THE PROBLEM. Pictures do not belong in the copy, so please give every entry below again exactly.

<<<<

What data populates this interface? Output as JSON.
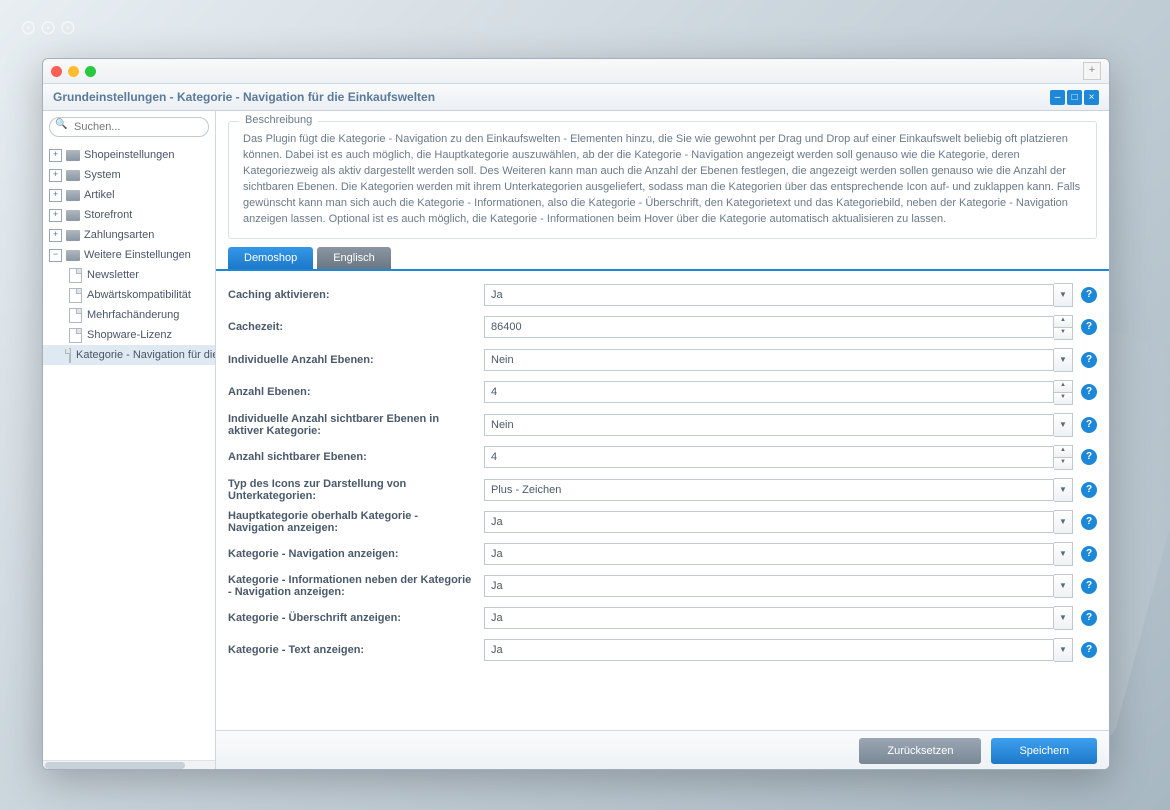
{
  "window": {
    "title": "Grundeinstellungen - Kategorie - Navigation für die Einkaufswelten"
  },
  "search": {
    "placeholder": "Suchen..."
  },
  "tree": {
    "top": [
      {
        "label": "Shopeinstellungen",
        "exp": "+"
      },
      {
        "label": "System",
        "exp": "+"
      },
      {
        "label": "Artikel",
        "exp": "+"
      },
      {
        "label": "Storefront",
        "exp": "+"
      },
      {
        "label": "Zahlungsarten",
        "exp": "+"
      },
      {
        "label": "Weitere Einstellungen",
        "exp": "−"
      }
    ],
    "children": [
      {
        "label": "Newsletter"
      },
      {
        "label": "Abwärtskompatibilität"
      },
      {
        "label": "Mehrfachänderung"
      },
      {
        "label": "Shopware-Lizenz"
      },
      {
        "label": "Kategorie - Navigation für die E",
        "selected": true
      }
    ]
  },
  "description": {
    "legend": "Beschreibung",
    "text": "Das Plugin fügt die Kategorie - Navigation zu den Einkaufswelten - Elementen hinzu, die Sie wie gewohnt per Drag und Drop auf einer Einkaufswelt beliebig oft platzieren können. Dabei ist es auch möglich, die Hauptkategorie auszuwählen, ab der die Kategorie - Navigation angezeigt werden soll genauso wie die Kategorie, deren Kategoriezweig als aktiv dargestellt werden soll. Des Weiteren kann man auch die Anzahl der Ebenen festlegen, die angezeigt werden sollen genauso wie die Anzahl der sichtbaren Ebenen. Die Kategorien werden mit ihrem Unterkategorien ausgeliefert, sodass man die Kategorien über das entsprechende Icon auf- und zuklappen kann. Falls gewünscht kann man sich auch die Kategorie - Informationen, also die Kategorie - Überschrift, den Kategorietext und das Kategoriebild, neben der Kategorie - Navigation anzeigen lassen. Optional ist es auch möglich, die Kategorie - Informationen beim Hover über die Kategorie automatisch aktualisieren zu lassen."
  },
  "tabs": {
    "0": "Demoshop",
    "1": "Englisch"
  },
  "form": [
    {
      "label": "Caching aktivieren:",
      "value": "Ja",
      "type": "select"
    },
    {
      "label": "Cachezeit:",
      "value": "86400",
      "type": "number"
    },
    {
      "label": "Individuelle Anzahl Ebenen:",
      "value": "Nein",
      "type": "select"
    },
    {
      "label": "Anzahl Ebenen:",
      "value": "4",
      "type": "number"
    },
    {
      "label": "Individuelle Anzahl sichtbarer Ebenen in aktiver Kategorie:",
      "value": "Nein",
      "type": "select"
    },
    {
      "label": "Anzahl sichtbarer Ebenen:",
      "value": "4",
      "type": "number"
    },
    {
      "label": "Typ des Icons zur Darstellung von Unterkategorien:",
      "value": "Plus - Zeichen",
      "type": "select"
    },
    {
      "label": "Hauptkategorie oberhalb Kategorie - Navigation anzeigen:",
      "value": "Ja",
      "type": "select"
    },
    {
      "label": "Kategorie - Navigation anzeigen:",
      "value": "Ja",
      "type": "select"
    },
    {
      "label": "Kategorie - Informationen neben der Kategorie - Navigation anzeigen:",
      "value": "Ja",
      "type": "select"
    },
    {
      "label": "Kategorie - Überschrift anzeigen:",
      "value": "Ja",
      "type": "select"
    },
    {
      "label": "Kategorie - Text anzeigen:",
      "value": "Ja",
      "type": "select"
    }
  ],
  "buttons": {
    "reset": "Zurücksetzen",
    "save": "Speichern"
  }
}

>>>>

REPLY.
What data populates this interface? Output as JSON.
{
  "window": {
    "title": "Grundeinstellungen - Kategorie - Navigation für die Einkaufswelten"
  },
  "search": {
    "placeholder": "Suchen..."
  },
  "tree": {
    "top": [
      {
        "label": "Shopeinstellungen",
        "exp": "+"
      },
      {
        "label": "System",
        "exp": "+"
      },
      {
        "label": "Artikel",
        "exp": "+"
      },
      {
        "label": "Storefront",
        "exp": "+"
      },
      {
        "label": "Zahlungsarten",
        "exp": "+"
      },
      {
        "label": "Weitere Einstellungen",
        "exp": "−"
      }
    ],
    "children": [
      {
        "label": "Newsletter"
      },
      {
        "label": "Abwärtskompatibilität"
      },
      {
        "label": "Mehrfachänderung"
      },
      {
        "label": "Shopware-Lizenz"
      },
      {
        "label": "Kategorie - Navigation für die E",
        "selected": true
      }
    ]
  },
  "description": {
    "legend": "Beschreibung",
    "text": "Das Plugin fügt die Kategorie - Navigation zu den Einkaufswelten - Elementen hinzu, die Sie wie gewohnt per Drag und Drop auf einer Einkaufswelt beliebig oft platzieren können. Dabei ist es auch möglich, die Hauptkategorie auszuwählen, ab der die Kategorie - Navigation angezeigt werden soll genauso wie die Kategorie, deren Kategoriezweig als aktiv dargestellt werden soll. Des Weiteren kann man auch die Anzahl der Ebenen festlegen, die angezeigt werden sollen genauso wie die Anzahl der sichtbaren Ebenen. Die Kategorien werden mit ihrem Unterkategorien ausgeliefert, sodass man die Kategorien über das entsprechende Icon auf- und zuklappen kann. Falls gewünscht kann man sich auch die Kategorie - Informationen, also die Kategorie - Überschrift, den Kategorietext und das Kategoriebild, neben der Kategorie - Navigation anzeigen lassen. Optional ist es auch möglich, die Kategorie - Informationen beim Hover über die Kategorie automatisch aktualisieren zu lassen."
  },
  "tabs": {
    "0": "Demoshop",
    "1": "Englisch"
  },
  "form": [
    {
      "label": "Caching aktivieren:",
      "value": "Ja",
      "type": "select"
    },
    {
      "label": "Cachezeit:",
      "value": "86400",
      "type": "number"
    },
    {
      "label": "Individuelle Anzahl Ebenen:",
      "value": "Nein",
      "type": "select"
    },
    {
      "label": "Anzahl Ebenen:",
      "value": "4",
      "type": "number"
    },
    {
      "label": "Individuelle Anzahl sichtbarer Ebenen in aktiver Kategorie:",
      "value": "Nein",
      "type": "select"
    },
    {
      "label": "Anzahl sichtbarer Ebenen:",
      "value": "4",
      "type": "number"
    },
    {
      "label": "Typ des Icons zur Darstellung von Unterkategorien:",
      "value": "Plus - Zeichen",
      "type": "select"
    },
    {
      "label": "Hauptkategorie oberhalb Kategorie - Navigation anzeigen:",
      "value": "Ja",
      "type": "select"
    },
    {
      "label": "Kategorie - Navigation anzeigen:",
      "value": "Ja",
      "type": "select"
    },
    {
      "label": "Kategorie - Informationen neben der Kategorie - Navigation anzeigen:",
      "value": "Ja",
      "type": "select"
    },
    {
      "label": "Kategorie - Überschrift anzeigen:",
      "value": "Ja",
      "type": "select"
    },
    {
      "label": "Kategorie - Text anzeigen:",
      "value": "Ja",
      "type": "select"
    }
  ],
  "buttons": {
    "reset": "Zurücksetzen",
    "save": "Speichern"
  }
}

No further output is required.